Saved entries
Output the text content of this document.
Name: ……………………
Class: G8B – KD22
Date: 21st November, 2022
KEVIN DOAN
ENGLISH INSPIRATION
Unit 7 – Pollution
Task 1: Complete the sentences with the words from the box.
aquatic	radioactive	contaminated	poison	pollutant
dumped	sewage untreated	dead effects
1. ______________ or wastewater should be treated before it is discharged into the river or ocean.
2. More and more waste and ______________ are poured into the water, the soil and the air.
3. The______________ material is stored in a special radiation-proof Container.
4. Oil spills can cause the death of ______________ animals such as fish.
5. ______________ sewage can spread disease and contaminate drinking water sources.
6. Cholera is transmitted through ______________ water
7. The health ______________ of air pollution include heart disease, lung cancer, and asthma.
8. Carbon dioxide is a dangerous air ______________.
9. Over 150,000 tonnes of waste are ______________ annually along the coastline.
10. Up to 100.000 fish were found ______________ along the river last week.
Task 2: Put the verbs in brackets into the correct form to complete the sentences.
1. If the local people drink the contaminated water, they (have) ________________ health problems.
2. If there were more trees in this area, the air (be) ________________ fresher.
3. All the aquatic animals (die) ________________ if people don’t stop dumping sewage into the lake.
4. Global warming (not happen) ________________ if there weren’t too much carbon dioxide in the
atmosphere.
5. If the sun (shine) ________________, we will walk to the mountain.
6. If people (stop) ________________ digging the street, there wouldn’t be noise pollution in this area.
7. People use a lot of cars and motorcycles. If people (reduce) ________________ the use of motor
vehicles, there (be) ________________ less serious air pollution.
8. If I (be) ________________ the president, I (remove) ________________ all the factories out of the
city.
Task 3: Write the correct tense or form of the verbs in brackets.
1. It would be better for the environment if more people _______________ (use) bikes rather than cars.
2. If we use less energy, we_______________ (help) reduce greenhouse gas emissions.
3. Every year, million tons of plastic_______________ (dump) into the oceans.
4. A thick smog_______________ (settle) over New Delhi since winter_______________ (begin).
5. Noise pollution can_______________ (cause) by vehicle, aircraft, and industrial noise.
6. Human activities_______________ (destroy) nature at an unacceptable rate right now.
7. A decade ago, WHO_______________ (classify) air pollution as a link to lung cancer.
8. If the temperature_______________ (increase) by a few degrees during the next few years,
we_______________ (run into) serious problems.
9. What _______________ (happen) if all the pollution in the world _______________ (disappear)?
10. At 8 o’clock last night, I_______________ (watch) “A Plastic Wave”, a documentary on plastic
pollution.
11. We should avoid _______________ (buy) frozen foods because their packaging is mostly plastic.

**Task details**
Extract all of the data above and output it character for character.

**Solution below**
Output the text content of this document.
Name: ……………………
Class: G8B – KD22
Date: 21st November, 2022
KEVIN DOAN
ENGLISH INSPIRATION
Unit 7 – Pollution
Task 1: Complete the sentences with the words from the box.
aquatic	radioactive	contaminated	poison	pollutant
dumped	sewage untreated	dead effects
1. ______________ or wastewater should be treated before it is discharged into the river or ocean.
2. More and more waste and ______________ are poured into the water, the soil and the air.
3. The______________ material is stored in a special radiation-proof Container.
4. Oil spills can cause the death of ______________ animals such as fish.
5. ______________ sewage can spread disease and contaminate drinking water sources.
6. Cholera is transmitted through ______________ water
7. The health ______________ of air pollution include heart disease, lung cancer, and asthma.
8. Carbon dioxide is a dangerous air ______________.
9. Over 150,000 tonnes of waste are ______________ annually along the coastline.
10. Up to 100.000 fish were found ______________ along the river last week.
Task 2: Put the verbs in brackets into the correct form to complete the sentences.
1. If the local people drink the contaminated water, they (have) ________________ health problems.
2. If there were more trees in this area, the air (be) ________________ fresher.
3. All the aquatic animals (die) ________________ if people don’t stop dumping sewage into the lake.
4. Global warming (not happen) ________________ if there weren’t too much carbon dioxide in the
atmosphere.
5. If the sun (shine) ________________, we will walk to the mountain.
6. If people (stop) ________________ digging the street, there wouldn’t be noise pollution in this area.
7. People use a lot of cars and motorcycles. If people (reduce) ________________ the use of motor
vehicles, there (be) ________________ less serious air pollution.
8. If I (be) ________________ the president, I (remove) ________________ all the factories out of the
city.
Task 3: Write the correct tense or form of the verbs in brackets.
1. It would be better for the environment if more people _______________ (use) bikes rather than cars.
2. If we use less energy, we_______________ (help) reduce greenhouse gas emissions.
3. Every year, million tons of plastic_______________ (dump) into the oceans.
4. A thick smog_______________ (settle) over New Delhi since winter_______________ (begin).
5. Noise pollution can_______________ (cause) by vehicle, aircraft, and industrial noise.
6. Human activities_______________ (destroy) nature at an unacceptable rate right now.
7. A decade ago, WHO_______________ (classify) air pollution as a link to lung cancer.
8. If the temperature_______________ (increase) by a few degrees during the next few years,
we_______________ (run into) serious problems.
9. What _______________ (happen) if all the pollution in the world _______________ (disappear)?
10. At 8 o’clock last night, I_______________ (watch) “A Plastic Wave”, a documentary on plastic
pollution.
11. We should avoid _______________ (buy) frozen foods because their packaging is mostly plastic.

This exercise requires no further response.